* _Exercise requirements_
Check each line of the data for "Resoluciones" and select those that have it.

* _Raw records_
- - - -

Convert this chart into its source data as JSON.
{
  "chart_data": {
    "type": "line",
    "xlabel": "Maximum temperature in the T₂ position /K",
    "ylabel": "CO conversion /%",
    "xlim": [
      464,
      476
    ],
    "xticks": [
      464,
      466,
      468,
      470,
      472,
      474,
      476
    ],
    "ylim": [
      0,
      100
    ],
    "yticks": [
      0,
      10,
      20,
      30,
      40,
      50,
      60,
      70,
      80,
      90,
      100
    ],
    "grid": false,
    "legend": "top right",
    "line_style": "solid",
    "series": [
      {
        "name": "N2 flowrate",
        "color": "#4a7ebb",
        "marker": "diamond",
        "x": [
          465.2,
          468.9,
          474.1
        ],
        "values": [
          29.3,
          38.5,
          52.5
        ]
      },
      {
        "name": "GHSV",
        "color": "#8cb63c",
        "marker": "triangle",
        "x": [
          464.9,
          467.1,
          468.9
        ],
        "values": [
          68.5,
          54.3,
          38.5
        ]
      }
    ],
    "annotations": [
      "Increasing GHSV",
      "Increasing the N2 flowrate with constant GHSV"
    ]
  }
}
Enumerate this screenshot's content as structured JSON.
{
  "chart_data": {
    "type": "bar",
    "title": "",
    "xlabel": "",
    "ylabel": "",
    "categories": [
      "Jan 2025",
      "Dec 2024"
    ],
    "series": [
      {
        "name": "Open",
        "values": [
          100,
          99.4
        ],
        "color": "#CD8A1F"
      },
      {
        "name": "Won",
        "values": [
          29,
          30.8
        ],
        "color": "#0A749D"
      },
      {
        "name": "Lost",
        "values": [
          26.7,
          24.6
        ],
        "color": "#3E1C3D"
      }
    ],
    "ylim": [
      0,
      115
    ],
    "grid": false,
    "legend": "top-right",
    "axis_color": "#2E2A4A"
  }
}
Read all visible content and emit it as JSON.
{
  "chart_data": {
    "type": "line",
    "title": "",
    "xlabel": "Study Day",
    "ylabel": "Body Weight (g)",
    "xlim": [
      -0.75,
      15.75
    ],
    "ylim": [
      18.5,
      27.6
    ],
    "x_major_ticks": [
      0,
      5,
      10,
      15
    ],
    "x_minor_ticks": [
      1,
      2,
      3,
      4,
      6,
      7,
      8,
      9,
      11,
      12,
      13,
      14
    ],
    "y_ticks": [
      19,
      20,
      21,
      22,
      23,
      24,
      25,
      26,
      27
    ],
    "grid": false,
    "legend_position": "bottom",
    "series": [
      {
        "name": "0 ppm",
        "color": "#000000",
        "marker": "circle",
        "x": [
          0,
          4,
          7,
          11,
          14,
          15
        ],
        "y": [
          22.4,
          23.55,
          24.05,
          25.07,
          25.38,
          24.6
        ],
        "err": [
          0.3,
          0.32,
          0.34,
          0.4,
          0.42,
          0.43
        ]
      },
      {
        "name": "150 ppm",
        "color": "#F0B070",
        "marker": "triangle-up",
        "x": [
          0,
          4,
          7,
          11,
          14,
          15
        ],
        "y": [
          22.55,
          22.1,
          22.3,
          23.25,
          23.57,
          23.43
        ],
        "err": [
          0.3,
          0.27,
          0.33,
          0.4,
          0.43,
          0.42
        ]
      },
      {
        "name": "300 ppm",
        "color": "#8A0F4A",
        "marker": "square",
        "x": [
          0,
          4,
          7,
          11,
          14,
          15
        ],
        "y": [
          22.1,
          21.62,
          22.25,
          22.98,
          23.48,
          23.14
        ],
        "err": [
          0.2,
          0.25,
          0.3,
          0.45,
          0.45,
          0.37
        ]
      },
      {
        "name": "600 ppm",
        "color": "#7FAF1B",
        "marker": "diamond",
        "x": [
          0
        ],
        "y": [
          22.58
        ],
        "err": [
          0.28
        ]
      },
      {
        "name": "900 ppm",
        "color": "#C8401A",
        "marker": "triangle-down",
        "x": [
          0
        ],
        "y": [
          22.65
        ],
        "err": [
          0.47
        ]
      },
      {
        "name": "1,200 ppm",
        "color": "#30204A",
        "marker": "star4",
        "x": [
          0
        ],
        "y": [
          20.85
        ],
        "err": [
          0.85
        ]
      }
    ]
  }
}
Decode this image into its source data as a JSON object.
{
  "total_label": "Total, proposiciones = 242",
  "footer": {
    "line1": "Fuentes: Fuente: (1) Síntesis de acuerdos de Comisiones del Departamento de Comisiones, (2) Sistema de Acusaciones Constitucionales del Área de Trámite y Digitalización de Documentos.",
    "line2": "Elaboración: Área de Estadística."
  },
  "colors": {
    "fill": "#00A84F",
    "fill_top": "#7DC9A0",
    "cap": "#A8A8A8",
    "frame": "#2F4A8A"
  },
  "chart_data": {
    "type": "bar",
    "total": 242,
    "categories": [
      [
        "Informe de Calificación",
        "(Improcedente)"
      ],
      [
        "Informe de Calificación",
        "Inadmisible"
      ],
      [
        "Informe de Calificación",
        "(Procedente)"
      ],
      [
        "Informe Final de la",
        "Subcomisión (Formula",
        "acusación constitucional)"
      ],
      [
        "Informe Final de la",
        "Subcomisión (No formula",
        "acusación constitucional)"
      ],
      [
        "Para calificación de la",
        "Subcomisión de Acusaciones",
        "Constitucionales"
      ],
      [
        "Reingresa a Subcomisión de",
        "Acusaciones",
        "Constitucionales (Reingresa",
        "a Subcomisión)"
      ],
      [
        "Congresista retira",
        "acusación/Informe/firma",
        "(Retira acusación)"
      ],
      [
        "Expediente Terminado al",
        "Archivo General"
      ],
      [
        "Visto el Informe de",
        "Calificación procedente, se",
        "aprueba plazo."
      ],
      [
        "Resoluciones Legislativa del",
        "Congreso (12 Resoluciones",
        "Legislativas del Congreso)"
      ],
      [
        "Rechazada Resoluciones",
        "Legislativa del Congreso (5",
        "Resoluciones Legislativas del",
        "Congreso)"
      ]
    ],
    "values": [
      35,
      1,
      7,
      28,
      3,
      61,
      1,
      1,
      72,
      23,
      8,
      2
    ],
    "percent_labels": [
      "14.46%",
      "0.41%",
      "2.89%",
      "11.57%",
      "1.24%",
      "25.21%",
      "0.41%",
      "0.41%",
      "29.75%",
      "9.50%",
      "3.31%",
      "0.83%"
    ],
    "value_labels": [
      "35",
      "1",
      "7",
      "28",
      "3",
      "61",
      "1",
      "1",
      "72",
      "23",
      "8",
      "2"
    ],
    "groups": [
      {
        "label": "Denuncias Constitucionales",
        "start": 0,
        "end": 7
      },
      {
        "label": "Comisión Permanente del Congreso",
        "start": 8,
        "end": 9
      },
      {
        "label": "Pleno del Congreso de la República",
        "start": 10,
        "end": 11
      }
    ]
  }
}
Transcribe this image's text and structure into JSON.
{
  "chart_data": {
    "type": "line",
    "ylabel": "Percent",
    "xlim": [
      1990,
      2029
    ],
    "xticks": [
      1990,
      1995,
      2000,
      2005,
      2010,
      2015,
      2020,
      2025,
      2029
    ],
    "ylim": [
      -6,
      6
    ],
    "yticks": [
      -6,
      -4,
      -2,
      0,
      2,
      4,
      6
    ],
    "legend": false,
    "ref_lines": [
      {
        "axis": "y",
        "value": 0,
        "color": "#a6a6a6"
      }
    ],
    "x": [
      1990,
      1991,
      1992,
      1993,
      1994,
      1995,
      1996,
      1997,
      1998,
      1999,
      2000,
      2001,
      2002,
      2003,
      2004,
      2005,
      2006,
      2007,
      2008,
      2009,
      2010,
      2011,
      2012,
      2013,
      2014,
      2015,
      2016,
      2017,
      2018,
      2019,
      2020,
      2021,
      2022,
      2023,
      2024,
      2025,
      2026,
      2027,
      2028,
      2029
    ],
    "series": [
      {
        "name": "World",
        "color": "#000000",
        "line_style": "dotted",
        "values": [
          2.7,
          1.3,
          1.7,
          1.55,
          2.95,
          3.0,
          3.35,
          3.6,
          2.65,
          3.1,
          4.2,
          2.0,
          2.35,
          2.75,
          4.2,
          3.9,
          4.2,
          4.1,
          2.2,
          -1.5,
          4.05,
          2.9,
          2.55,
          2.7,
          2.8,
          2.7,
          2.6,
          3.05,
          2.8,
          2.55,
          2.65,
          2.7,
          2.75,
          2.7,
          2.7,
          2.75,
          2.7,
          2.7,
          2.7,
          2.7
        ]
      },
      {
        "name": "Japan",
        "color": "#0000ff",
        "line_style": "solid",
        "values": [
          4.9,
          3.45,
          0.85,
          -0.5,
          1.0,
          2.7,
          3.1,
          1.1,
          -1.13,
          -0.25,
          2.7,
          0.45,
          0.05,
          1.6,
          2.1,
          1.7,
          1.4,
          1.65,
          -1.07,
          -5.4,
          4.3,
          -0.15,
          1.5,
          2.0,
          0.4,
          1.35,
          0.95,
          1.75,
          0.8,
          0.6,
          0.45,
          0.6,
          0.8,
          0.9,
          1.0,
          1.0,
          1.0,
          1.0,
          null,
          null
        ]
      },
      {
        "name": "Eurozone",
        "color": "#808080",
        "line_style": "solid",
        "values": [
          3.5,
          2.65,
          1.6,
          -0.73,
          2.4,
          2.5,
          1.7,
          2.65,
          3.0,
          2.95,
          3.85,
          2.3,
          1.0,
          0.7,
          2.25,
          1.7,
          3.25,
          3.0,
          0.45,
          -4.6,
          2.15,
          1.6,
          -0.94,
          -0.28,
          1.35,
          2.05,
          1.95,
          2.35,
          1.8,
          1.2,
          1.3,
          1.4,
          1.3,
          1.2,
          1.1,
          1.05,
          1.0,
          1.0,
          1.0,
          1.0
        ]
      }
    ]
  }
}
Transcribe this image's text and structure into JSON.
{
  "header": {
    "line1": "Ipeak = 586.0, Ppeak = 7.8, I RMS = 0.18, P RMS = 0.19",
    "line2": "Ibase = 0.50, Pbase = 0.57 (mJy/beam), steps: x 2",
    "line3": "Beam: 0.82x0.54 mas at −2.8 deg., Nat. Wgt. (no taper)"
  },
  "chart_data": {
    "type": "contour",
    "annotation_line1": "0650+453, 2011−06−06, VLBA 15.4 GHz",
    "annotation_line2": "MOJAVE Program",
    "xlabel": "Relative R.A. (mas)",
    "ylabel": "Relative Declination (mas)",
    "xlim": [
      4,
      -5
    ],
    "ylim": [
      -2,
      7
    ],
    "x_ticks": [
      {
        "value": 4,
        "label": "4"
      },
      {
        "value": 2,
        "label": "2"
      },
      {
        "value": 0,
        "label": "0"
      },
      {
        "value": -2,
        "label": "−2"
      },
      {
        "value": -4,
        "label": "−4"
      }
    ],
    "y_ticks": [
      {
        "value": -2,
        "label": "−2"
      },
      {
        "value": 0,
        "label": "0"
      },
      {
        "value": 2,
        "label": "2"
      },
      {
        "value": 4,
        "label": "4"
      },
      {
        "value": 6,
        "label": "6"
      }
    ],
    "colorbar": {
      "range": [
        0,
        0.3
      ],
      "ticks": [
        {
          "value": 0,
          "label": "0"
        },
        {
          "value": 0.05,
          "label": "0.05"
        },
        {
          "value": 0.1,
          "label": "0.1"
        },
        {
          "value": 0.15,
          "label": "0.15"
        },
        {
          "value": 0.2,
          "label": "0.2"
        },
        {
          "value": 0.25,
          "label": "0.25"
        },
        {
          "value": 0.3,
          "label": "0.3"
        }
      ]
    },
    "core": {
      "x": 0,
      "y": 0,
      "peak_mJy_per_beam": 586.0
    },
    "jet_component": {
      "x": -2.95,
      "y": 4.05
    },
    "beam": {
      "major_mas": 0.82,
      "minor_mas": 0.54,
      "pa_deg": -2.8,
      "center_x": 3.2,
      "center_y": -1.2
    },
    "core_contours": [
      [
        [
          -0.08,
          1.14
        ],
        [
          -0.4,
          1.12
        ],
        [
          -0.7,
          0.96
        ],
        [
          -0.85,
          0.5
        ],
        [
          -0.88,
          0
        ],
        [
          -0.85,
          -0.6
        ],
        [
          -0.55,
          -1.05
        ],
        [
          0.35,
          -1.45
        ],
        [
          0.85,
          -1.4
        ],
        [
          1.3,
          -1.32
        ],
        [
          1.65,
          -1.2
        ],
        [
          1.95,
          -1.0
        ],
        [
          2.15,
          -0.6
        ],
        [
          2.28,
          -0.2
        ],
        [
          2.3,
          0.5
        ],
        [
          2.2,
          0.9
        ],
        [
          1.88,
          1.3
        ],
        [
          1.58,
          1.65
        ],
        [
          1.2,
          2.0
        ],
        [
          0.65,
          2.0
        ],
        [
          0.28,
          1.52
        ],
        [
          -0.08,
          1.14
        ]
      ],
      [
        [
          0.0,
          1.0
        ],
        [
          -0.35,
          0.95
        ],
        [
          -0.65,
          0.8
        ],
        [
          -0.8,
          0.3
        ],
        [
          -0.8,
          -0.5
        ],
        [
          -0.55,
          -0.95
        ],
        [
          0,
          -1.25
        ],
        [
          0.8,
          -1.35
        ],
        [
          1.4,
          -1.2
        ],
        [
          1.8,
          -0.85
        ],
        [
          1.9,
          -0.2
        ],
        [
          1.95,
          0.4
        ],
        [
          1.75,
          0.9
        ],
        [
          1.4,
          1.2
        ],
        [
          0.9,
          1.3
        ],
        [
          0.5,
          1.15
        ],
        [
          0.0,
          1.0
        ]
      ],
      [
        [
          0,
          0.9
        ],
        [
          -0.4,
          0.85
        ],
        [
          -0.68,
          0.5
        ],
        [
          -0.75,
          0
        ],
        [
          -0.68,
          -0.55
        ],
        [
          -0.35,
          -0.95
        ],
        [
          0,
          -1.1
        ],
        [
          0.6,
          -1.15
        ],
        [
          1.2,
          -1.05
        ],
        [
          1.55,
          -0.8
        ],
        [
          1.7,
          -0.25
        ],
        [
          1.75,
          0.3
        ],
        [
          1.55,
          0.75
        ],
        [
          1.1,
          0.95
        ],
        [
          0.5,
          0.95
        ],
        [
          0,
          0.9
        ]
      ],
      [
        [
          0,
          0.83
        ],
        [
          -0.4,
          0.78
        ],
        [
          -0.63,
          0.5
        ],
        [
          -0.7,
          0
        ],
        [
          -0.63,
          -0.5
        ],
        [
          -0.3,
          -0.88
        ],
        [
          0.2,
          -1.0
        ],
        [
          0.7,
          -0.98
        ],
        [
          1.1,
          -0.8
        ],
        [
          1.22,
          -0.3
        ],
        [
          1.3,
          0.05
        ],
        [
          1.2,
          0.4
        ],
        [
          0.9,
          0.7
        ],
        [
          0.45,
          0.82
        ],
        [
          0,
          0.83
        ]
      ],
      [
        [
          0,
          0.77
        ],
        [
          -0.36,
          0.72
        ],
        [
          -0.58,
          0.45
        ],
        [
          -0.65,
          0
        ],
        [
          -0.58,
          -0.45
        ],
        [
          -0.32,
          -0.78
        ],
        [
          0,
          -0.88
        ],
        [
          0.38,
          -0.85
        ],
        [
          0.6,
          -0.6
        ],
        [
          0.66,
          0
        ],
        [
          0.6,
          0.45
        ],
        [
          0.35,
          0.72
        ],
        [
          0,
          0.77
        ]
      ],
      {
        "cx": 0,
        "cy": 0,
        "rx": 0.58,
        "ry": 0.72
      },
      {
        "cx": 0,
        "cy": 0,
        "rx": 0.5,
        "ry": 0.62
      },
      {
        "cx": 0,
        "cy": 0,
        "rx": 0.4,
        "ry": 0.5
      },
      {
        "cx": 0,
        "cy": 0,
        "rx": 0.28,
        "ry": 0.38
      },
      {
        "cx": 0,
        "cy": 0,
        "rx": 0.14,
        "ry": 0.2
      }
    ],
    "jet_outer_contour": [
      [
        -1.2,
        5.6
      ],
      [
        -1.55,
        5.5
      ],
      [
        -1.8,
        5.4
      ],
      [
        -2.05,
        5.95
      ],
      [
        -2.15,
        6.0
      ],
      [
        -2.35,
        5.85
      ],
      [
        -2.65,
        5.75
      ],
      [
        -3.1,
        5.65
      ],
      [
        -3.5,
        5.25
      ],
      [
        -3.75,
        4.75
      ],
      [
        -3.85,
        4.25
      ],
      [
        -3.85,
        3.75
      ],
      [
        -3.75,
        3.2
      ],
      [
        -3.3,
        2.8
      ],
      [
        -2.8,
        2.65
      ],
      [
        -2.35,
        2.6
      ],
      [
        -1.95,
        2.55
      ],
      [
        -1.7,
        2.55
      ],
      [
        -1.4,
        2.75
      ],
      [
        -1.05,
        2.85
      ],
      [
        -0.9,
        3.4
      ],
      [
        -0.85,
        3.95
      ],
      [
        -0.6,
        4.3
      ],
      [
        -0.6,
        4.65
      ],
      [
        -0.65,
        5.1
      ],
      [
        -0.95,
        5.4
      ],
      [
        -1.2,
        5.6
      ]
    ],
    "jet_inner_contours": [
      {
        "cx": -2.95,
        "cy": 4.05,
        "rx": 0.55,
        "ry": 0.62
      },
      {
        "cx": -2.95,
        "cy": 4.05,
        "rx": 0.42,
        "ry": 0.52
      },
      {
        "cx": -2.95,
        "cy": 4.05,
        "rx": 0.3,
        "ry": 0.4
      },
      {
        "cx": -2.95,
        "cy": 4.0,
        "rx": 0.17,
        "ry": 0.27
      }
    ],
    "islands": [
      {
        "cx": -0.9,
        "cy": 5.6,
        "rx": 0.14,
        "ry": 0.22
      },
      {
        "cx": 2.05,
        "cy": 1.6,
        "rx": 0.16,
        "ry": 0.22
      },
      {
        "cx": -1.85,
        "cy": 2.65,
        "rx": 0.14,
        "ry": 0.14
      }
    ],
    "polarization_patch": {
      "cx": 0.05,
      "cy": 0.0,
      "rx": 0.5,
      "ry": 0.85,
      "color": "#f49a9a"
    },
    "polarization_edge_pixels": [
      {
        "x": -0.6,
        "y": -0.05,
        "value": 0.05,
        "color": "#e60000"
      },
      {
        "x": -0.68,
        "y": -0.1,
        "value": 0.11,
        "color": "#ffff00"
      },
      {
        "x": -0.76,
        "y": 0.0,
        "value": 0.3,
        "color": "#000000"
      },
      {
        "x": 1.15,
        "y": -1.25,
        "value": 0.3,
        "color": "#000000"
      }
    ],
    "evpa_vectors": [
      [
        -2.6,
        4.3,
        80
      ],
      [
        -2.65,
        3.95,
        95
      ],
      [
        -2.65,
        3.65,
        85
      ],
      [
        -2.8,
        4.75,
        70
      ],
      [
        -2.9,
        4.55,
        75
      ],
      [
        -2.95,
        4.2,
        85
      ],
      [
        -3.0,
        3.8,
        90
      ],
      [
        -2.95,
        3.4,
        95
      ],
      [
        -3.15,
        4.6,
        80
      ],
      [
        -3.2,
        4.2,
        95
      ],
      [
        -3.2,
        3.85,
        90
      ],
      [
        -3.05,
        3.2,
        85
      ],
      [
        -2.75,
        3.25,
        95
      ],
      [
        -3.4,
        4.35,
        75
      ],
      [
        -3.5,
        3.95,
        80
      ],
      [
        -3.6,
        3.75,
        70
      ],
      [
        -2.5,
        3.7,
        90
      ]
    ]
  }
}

- - - -

* _Result of this exercise_
        "Resoluciones Legislativa del",
        "Congreso (12 Resoluciones",
        "Rechazada Resoluciones",
        "Resoluciones Legislativas del",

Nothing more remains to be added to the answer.